**Set problem**
Write out the records word for word from their first line through the line that contains "nav-item-label: More <box>1469", including both of those lines.

**** Data supplied

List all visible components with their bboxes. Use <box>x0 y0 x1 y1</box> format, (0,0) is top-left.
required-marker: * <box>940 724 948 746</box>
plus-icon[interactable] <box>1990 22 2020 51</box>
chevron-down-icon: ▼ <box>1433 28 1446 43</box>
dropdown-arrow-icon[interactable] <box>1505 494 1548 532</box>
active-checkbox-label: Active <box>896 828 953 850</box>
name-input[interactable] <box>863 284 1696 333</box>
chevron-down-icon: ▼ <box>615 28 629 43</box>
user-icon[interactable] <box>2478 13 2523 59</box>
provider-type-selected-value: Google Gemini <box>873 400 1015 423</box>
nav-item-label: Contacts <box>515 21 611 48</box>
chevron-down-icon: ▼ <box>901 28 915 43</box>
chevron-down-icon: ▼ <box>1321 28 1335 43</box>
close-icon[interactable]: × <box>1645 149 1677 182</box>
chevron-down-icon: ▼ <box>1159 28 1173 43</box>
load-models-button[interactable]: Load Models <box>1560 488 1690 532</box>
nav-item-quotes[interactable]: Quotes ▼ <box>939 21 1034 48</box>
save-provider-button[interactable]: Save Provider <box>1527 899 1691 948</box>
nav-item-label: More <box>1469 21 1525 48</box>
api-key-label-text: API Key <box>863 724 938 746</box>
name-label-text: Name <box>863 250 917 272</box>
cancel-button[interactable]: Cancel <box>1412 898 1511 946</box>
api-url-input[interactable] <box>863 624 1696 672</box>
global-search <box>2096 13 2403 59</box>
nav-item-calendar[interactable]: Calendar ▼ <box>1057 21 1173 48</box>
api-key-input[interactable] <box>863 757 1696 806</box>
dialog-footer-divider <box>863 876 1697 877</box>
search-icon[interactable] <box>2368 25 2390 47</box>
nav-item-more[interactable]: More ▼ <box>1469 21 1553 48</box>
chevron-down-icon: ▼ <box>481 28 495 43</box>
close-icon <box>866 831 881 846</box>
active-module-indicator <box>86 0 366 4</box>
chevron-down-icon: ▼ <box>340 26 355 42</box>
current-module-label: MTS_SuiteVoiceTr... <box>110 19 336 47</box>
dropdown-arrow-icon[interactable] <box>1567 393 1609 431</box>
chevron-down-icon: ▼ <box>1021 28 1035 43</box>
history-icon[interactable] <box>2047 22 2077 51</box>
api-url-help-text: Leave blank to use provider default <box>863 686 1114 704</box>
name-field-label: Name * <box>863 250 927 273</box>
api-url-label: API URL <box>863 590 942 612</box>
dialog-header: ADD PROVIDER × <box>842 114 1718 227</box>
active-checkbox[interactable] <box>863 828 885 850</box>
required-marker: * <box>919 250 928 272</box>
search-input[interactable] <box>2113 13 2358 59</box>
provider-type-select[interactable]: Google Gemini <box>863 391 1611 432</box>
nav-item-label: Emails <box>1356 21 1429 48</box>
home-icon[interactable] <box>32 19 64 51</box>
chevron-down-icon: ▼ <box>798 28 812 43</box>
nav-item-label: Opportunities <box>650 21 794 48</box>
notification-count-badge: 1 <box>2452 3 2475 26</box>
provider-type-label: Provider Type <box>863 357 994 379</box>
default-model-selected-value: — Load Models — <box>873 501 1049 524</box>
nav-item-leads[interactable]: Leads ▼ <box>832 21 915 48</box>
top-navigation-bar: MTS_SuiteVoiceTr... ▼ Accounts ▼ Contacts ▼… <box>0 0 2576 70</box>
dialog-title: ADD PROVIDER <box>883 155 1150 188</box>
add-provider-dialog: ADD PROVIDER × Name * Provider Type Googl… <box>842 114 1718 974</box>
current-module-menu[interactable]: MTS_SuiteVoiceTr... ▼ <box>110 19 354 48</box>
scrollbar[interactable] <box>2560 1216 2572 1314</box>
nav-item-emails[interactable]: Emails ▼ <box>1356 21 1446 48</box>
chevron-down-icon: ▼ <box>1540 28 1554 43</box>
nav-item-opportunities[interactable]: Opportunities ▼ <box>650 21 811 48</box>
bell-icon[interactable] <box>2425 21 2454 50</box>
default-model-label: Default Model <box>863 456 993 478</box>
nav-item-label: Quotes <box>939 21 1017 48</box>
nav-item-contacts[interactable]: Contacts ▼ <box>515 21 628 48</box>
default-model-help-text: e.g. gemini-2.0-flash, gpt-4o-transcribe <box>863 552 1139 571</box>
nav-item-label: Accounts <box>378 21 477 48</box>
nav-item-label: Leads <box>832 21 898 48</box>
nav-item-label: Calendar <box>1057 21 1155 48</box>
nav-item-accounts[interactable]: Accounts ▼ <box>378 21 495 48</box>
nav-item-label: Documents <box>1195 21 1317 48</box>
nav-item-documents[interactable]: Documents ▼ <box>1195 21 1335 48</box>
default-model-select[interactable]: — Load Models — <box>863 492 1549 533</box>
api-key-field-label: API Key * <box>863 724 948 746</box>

********

**Exercise output**
List all visible components with their bboxes. Use <box>x0 y0 x1 y1</box> format, (0,0) is top-left.
required-marker: * <box>940 724 948 746</box>
plus-icon[interactable] <box>1990 22 2020 51</box>
chevron-down-icon: ▼ <box>1433 28 1446 43</box>
dropdown-arrow-icon[interactable] <box>1505 494 1548 532</box>
active-checkbox-label: Active <box>896 828 953 850</box>
name-input[interactable] <box>863 284 1696 333</box>
chevron-down-icon: ▼ <box>615 28 629 43</box>
user-icon[interactable] <box>2478 13 2523 59</box>
provider-type-selected-value: Google Gemini <box>873 400 1015 423</box>
nav-item-label: Contacts <box>515 21 611 48</box>
chevron-down-icon: ▼ <box>901 28 915 43</box>
chevron-down-icon: ▼ <box>1321 28 1335 43</box>
close-icon[interactable]: × <box>1645 149 1677 182</box>
chevron-down-icon: ▼ <box>1159 28 1173 43</box>
load-models-button[interactable]: Load Models <box>1560 488 1690 532</box>
nav-item-quotes[interactable]: Quotes ▼ <box>939 21 1034 48</box>
save-provider-button[interactable]: Save Provider <box>1527 899 1691 948</box>
nav-item-label: More <box>1469 21 1525 48</box>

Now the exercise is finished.